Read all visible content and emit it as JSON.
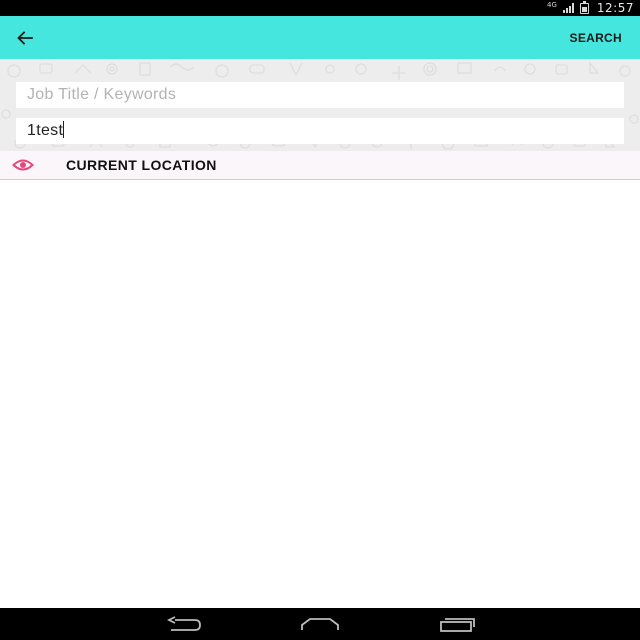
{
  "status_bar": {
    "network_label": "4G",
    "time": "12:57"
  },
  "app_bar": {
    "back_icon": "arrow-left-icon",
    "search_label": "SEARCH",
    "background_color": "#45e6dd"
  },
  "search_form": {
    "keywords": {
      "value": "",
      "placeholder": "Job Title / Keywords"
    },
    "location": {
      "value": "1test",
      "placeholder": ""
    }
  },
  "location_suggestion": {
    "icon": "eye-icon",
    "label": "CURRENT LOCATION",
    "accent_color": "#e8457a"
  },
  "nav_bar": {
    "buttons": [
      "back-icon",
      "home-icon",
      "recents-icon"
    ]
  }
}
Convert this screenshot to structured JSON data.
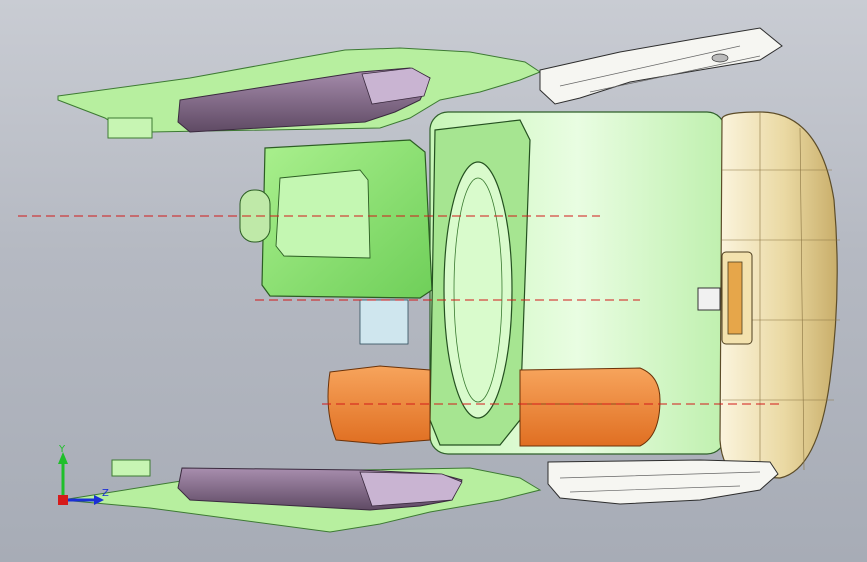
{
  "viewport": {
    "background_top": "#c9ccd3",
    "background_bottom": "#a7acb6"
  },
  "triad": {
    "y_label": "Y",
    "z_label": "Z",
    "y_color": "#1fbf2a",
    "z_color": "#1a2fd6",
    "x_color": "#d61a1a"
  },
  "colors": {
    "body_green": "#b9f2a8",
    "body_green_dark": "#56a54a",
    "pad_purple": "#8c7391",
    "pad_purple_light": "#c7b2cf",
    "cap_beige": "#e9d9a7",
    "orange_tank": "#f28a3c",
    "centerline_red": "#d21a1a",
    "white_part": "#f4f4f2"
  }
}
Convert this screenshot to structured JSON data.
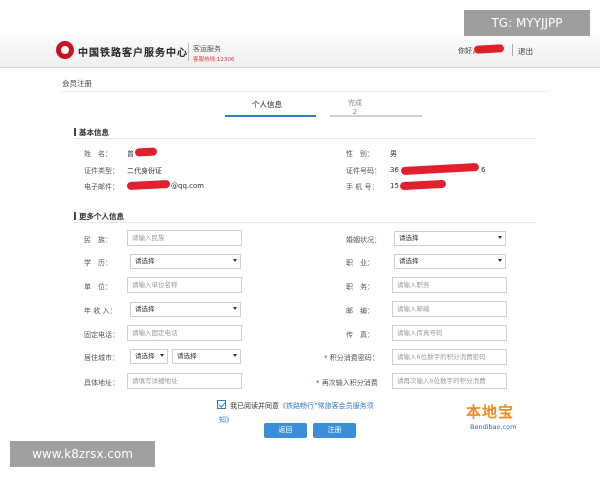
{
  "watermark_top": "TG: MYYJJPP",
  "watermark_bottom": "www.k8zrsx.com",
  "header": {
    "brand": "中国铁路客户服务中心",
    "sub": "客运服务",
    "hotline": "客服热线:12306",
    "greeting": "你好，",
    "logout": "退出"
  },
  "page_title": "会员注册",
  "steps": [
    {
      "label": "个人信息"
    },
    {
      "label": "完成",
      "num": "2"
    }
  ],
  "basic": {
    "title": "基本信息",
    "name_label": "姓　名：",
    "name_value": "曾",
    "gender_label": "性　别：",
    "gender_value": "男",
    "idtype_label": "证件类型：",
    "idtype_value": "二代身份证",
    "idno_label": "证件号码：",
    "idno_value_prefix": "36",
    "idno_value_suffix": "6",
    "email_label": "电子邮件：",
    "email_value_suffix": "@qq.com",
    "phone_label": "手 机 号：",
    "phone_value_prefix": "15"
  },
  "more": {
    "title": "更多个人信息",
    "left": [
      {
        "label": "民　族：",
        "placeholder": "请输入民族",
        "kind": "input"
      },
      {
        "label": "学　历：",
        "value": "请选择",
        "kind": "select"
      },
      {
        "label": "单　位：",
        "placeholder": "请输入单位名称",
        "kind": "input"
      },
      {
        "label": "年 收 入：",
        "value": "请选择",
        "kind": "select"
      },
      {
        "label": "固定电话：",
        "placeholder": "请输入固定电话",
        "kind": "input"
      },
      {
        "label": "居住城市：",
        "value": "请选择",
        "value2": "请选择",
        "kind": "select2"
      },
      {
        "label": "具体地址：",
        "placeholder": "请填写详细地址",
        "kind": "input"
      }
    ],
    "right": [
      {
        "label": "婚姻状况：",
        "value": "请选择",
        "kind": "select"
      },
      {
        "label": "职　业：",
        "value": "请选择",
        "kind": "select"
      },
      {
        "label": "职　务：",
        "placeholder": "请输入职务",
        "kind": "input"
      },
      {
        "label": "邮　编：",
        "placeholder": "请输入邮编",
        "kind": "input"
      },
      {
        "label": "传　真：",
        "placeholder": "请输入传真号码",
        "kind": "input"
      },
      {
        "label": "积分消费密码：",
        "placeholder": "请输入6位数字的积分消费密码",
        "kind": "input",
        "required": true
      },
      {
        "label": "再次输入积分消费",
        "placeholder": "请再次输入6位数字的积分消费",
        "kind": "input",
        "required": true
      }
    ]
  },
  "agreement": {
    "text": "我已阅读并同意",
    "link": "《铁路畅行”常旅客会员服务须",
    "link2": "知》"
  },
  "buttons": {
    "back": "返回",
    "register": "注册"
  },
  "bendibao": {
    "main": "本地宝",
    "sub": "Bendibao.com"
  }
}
###
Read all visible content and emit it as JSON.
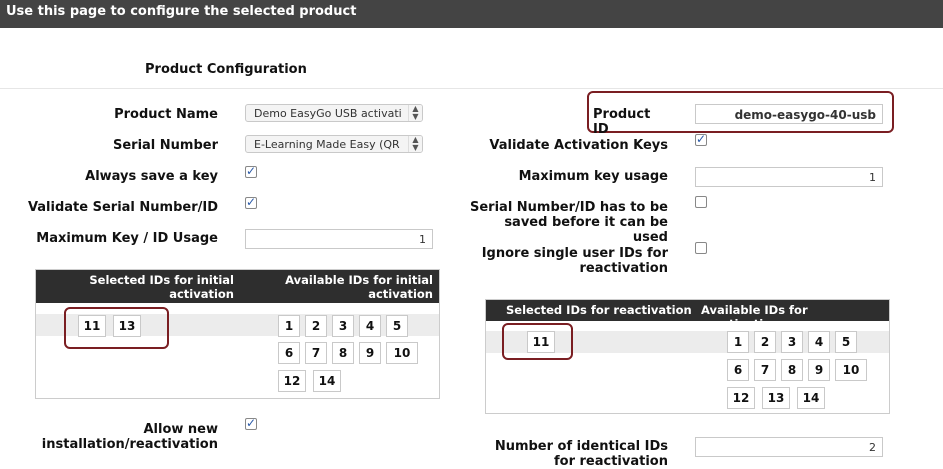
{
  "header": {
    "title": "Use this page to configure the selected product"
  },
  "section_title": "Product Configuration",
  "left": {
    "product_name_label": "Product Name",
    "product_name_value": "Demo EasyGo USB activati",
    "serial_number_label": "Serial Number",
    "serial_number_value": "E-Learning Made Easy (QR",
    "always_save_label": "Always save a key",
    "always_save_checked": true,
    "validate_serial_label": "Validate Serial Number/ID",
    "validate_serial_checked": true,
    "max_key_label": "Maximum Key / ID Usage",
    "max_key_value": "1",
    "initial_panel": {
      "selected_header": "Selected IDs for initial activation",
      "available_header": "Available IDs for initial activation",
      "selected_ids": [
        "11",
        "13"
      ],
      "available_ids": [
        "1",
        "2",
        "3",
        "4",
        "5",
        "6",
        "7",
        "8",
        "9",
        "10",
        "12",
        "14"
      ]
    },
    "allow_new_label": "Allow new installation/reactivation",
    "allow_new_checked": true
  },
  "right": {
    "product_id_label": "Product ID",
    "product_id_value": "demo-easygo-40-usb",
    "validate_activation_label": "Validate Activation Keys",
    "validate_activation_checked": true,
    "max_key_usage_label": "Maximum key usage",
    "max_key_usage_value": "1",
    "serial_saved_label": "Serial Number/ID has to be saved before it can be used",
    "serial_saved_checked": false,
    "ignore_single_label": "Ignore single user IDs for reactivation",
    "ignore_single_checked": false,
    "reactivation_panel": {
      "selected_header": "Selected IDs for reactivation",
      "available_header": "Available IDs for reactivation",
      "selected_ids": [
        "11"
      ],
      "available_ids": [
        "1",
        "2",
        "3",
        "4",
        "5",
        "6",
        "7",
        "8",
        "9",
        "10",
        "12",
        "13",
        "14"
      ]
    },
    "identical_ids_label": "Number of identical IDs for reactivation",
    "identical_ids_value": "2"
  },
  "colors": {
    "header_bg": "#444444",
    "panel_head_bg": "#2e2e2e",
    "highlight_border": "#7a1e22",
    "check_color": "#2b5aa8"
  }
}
###
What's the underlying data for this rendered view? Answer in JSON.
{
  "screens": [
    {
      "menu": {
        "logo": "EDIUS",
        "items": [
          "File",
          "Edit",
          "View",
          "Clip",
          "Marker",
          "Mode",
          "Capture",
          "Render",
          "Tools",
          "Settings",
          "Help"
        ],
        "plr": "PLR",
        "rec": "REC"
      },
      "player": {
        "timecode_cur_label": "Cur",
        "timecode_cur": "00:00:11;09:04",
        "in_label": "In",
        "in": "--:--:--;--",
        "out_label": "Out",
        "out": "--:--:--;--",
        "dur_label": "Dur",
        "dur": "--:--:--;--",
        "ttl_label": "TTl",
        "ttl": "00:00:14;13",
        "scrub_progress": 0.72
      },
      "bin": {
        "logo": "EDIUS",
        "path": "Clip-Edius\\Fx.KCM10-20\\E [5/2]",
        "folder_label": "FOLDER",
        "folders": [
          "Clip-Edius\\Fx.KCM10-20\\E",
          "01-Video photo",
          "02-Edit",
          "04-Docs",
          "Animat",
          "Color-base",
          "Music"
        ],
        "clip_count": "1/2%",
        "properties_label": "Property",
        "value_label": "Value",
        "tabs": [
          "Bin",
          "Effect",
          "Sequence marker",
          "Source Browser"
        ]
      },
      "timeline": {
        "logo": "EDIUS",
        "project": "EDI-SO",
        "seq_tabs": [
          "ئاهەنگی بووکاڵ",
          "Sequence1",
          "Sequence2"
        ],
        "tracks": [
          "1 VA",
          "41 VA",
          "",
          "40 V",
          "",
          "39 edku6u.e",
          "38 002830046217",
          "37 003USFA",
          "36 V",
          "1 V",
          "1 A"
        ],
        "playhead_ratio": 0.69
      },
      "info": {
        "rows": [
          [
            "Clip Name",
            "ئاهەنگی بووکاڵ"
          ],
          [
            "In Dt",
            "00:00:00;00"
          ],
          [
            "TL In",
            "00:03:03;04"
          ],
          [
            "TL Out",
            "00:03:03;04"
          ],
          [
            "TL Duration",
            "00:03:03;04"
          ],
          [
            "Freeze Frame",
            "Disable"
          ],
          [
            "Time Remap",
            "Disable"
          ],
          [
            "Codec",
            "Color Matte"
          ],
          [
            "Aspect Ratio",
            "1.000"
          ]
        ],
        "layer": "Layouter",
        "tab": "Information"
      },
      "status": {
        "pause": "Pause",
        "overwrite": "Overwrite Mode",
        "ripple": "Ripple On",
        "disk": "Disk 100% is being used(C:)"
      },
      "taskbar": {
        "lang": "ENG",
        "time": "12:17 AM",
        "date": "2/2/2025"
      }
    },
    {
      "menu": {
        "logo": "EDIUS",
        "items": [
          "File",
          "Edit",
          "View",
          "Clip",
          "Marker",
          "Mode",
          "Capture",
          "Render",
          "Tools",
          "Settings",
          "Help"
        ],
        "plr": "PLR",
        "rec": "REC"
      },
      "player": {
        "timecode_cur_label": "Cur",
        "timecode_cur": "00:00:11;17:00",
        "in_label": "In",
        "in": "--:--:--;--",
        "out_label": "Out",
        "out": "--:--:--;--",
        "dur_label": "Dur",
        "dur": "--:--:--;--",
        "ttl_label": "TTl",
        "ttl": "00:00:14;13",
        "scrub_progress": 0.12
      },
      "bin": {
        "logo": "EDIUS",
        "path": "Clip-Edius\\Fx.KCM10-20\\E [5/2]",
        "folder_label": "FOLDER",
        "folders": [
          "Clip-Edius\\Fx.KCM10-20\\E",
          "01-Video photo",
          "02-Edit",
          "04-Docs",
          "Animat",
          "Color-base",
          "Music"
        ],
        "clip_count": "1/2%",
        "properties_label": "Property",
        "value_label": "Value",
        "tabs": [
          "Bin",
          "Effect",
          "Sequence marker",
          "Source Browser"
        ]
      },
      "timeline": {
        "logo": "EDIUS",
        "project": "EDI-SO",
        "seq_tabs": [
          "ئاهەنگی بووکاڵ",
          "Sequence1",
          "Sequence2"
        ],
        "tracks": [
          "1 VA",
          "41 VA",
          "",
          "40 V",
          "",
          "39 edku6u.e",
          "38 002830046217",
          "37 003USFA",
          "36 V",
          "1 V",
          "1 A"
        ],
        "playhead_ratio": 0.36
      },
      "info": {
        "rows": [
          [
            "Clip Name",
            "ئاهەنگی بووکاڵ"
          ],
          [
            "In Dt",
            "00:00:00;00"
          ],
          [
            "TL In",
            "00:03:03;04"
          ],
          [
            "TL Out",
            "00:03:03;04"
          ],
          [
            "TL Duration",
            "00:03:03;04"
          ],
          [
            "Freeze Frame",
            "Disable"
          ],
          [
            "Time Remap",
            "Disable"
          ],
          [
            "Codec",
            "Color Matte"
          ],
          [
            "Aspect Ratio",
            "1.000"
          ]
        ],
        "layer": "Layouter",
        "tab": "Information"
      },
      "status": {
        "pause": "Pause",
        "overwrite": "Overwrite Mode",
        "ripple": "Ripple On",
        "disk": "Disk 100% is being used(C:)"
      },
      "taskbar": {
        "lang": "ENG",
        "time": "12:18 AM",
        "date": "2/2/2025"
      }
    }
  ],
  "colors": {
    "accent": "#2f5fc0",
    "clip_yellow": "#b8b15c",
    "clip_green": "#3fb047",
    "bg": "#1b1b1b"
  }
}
###
▶ _To do_
Using the records above, pull out each line where the word "this" occurs.

▶ _Full output_
Convert this screenshot to structured JSON data.
Convert this screenshot to structured JSON data.
    "title": "Use this page to configure the selected product"
What's the underlying data for this rendered view? Answer in JSON.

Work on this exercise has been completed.